* [INSTRUCTIONS FOR THE TASK] All of the lines below are to be transcribed faithfully, with pictures excluded from the copy.

>>>

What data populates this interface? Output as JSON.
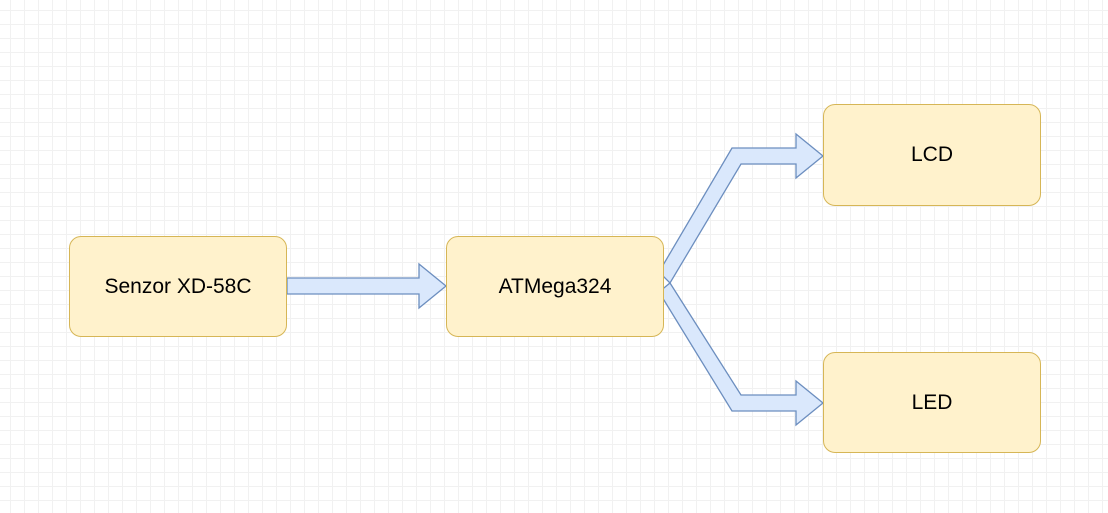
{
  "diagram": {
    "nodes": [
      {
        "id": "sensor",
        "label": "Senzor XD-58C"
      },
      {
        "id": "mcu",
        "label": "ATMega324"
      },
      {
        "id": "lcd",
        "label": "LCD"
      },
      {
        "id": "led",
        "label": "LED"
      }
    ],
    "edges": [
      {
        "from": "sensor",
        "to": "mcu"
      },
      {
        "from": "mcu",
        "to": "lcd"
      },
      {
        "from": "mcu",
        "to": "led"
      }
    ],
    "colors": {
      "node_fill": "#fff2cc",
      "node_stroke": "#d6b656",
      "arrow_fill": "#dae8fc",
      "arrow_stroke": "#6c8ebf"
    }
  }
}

<<<

* [OUTPUT BELOW]
What data populates this interface? Output as JSON.
{
  "diagram": {
    "nodes": [
      {
        "id": "sensor",
        "label": "Senzor XD-58C"
      },
      {
        "id": "mcu",
        "label": "ATMega324"
      },
      {
        "id": "lcd",
        "label": "LCD"
      },
      {
        "id": "led",
        "label": "LED"
      }
    ],
    "edges": [
      {
        "from": "sensor",
        "to": "mcu"
      },
      {
        "from": "mcu",
        "to": "lcd"
      },
      {
        "from": "mcu",
        "to": "led"
      }
    ],
    "colors": {
      "node_fill": "#fff2cc",
      "node_stroke": "#d6b656",
      "arrow_fill": "#dae8fc",
      "arrow_stroke": "#6c8ebf"
    }
  }
}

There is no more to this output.